(Records)
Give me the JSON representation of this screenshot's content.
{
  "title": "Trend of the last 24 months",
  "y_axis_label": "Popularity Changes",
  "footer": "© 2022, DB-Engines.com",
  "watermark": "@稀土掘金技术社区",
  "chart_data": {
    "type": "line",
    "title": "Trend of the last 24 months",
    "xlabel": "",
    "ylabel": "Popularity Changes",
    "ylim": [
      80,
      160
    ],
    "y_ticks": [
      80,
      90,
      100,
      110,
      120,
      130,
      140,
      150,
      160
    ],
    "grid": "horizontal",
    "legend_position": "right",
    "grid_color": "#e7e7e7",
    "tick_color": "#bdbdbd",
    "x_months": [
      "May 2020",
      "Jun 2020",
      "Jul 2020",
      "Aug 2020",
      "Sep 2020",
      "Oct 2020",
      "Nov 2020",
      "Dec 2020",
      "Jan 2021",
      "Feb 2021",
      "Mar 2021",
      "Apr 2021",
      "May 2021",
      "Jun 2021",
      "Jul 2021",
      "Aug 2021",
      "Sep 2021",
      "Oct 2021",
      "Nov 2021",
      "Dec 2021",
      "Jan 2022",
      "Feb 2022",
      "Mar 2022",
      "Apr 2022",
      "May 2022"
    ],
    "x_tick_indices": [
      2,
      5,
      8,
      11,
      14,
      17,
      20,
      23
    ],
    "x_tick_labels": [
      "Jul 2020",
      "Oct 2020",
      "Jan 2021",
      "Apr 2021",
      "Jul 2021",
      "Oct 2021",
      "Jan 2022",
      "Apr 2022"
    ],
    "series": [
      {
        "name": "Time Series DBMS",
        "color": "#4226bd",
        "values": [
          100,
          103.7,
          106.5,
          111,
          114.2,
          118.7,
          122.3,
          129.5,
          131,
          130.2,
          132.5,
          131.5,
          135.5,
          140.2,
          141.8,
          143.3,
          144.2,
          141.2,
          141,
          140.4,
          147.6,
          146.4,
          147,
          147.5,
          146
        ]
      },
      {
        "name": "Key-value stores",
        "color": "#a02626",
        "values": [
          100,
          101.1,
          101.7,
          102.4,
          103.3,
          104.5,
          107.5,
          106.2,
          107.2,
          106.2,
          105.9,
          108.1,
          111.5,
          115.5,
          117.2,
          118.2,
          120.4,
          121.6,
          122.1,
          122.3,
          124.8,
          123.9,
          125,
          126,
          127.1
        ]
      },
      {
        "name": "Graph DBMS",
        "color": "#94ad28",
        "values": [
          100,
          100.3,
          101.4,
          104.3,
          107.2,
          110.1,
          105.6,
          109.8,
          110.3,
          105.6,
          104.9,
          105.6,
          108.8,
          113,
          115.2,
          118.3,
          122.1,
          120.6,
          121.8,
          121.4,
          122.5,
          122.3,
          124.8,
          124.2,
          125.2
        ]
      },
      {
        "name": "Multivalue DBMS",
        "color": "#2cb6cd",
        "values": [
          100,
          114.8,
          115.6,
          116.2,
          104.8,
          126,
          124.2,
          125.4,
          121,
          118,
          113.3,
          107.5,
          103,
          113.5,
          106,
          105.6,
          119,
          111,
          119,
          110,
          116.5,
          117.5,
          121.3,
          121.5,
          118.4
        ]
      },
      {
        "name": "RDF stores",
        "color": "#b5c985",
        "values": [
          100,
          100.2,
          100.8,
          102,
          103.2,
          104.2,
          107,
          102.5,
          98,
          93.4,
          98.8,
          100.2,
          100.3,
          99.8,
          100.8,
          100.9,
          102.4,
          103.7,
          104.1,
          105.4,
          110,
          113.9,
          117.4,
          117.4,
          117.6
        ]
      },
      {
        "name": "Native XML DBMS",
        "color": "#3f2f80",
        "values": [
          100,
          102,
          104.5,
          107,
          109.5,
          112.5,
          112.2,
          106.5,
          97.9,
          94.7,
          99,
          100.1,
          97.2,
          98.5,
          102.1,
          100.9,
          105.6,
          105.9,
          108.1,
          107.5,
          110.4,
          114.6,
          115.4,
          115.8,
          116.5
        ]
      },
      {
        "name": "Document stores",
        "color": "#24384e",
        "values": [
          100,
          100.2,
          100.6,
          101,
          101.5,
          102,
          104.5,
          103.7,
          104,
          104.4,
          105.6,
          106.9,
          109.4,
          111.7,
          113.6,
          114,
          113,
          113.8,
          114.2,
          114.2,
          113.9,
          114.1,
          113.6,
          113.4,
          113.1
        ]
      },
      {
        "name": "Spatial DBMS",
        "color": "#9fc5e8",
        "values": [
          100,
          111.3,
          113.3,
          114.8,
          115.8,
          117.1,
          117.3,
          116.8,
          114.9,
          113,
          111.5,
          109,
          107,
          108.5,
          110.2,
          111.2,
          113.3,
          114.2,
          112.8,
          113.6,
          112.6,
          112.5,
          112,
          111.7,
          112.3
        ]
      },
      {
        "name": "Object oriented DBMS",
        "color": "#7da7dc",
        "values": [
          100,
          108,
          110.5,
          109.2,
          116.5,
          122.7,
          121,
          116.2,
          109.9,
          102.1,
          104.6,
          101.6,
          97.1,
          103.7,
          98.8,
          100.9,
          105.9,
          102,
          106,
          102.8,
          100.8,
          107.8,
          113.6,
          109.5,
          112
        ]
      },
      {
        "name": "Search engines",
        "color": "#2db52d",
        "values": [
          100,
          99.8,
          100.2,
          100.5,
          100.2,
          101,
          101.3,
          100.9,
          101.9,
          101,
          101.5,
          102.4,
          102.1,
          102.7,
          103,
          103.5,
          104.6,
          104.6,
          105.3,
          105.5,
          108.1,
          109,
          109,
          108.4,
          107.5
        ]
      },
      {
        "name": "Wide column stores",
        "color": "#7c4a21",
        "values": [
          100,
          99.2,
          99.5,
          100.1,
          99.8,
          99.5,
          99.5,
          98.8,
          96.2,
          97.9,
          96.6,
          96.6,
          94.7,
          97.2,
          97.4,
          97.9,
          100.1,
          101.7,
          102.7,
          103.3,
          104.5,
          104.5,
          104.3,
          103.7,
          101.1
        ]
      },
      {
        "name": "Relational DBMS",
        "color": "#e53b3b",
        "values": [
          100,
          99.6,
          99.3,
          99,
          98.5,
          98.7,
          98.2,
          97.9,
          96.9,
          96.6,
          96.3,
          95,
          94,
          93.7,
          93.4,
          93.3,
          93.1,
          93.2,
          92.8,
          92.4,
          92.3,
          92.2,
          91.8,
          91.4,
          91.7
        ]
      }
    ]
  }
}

Challenge: Give the number of lines in the entries above that include the string "Changes". No other output is expected.

Solution: 2